> [EXERCISE PROMPT]
Write out the data again in full, exactly as it reads.

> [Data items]
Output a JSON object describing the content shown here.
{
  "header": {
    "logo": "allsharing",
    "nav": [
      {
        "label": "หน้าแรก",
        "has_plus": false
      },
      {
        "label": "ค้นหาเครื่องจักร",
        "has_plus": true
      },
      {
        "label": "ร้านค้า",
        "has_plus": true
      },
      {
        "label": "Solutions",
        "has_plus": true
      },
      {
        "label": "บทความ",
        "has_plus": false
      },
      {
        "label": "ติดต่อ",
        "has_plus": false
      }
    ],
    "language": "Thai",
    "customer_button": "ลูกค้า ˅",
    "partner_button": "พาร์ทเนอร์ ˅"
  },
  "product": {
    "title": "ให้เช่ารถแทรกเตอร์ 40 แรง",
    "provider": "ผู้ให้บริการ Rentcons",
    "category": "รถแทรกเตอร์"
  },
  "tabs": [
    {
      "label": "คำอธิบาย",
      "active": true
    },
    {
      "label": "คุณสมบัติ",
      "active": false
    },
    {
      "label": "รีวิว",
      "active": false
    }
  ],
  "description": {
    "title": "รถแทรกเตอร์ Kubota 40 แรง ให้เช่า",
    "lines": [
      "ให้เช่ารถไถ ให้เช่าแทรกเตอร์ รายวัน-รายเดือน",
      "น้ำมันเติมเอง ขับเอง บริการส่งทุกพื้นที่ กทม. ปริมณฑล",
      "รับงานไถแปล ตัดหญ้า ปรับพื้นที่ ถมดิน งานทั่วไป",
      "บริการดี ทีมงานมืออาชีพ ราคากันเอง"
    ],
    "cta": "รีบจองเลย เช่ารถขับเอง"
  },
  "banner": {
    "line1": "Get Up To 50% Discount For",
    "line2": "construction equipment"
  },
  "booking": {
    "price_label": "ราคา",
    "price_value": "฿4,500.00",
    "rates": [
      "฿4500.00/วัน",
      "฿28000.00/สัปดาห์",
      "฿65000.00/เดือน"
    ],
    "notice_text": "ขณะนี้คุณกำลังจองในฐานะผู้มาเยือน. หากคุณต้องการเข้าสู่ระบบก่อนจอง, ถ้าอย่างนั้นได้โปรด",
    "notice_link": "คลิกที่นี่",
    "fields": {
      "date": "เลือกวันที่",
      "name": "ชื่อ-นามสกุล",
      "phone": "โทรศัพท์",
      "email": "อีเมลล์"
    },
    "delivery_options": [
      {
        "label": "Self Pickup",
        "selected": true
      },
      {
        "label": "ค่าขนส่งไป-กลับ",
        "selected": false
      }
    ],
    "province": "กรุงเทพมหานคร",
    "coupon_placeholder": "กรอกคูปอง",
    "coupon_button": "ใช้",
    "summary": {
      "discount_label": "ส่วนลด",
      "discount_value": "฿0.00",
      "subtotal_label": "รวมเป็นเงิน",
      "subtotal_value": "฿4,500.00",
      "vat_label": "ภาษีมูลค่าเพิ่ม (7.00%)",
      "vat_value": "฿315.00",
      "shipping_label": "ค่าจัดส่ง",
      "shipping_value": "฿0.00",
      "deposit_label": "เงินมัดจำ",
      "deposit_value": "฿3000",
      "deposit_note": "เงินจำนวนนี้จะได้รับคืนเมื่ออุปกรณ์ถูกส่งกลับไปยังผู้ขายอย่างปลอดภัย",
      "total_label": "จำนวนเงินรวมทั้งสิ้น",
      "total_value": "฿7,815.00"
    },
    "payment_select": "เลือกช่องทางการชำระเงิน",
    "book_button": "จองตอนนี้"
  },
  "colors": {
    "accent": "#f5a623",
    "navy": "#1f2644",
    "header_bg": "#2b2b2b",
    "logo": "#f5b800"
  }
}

> [COMPLETED EXERCISE]
Output a JSON object describing the content shown here.
{
  "header": {
    "logo": "allsharing",
    "nav": [
      {
        "label": "หน้าแรก",
        "has_plus": false
      },
      {
        "label": "ค้นหาเครื่องจักร",
        "has_plus": true
      },
      {
        "label": "ร้านค้า",
        "has_plus": true
      },
      {
        "label": "Solutions",
        "has_plus": true
      },
      {
        "label": "บทความ",
        "has_plus": false
      },
      {
        "label": "ติดต่อ",
        "has_plus": false
      }
    ],
    "language": "Thai",
    "customer_button": "ลูกค้า ˅",
    "partner_button": "พาร์ทเนอร์ ˅"
  },
  "product": {
    "title": "ให้เช่ารถแทรกเตอร์ 40 แรง",
    "provider": "ผู้ให้บริการ Rentcons",
    "category": "รถแทรกเตอร์"
  },
  "tabs": [
    {
      "label": "คำอธิบาย",
      "active": true
    },
    {
      "label": "คุณสมบัติ",
      "active": false
    },
    {
      "label": "รีวิว",
      "active": false
    }
  ],
  "description": {
    "title": "รถแทรกเตอร์ Kubota 40 แรง ให้เช่า",
    "lines": [
      "ให้เช่ารถไถ ให้เช่าแทรกเตอร์ รายวัน-รายเดือน",
      "น้ำมันเติมเอง ขับเอง บริการส่งทุกพื้นที่ กทม. ปริมณฑล",
      "รับงานไถแปล ตัดหญ้า ปรับพื้นที่ ถมดิน งานทั่วไป",
      "บริการดี ทีมงานมืออาชีพ ราคากันเอง"
    ],
    "cta": "รีบจองเลย เช่ารถขับเอง"
  },
  "banner": {
    "line1": "Get Up To 50% Discount For",
    "line2": "construction equipment"
  },
  "booking": {
    "price_label": "ราคา",
    "price_value": "฿4,500.00",
    "rates": [
      "฿4500.00/วัน",
      "฿28000.00/สัปดาห์",
      "฿65000.00/เดือน"
    ],
    "notice_text": "ขณะนี้คุณกำลังจองในฐานะผู้มาเยือน. หากคุณต้องการเข้าสู่ระบบก่อนจอง, ถ้าอย่างนั้นได้โปรด",
    "notice_link": "คลิกที่นี่",
    "fields": {
      "date": "เลือกวันที่",
      "name": "ชื่อ-นามสกุล",
      "phone": "โทรศัพท์",
      "email": "อีเมลล์"
    },
    "delivery_options": [
      {
        "label": "Self Pickup",
        "selected": true
      },
      {
        "label": "ค่าขนส่งไป-กลับ",
        "selected": false
      }
    ],
    "province": "กรุงเทพมหานคร",
    "coupon_placeholder": "กรอกคูปอง",
    "coupon_button": "ใช้",
    "summary": {
      "discount_label": "ส่วนลด",
      "discount_value": "฿0.00",
      "subtotal_label": "รวมเป็นเงิน",
      "subtotal_value": "฿4,500.00",
      "vat_label": "ภาษีมูลค่าเพิ่ม (7.00%)",
      "vat_value": "฿315.00",
      "shipping_label": "ค่าจัดส่ง",
      "shipping_value": "฿0.00",
      "deposit_label": "เงินมัดจำ",
      "deposit_value": "฿3000",
      "deposit_note": "เงินจำนวนนี้จะได้รับคืนเมื่ออุปกรณ์ถูกส่งกลับไปยังผู้ขายอย่างปลอดภัย",
      "total_label": "จำนวนเงินรวมทั้งสิ้น",
      "total_value": "฿7,815.00"
    },
    "payment_select": "เลือกช่องทางการชำระเงิน",
    "book_button": "จองตอนนี้"
  },
  "colors": {
    "accent": "#f5a623",
    "navy": "#1f2644",
    "header_bg": "#2b2b2b",
    "logo": "#f5b800"
  }
}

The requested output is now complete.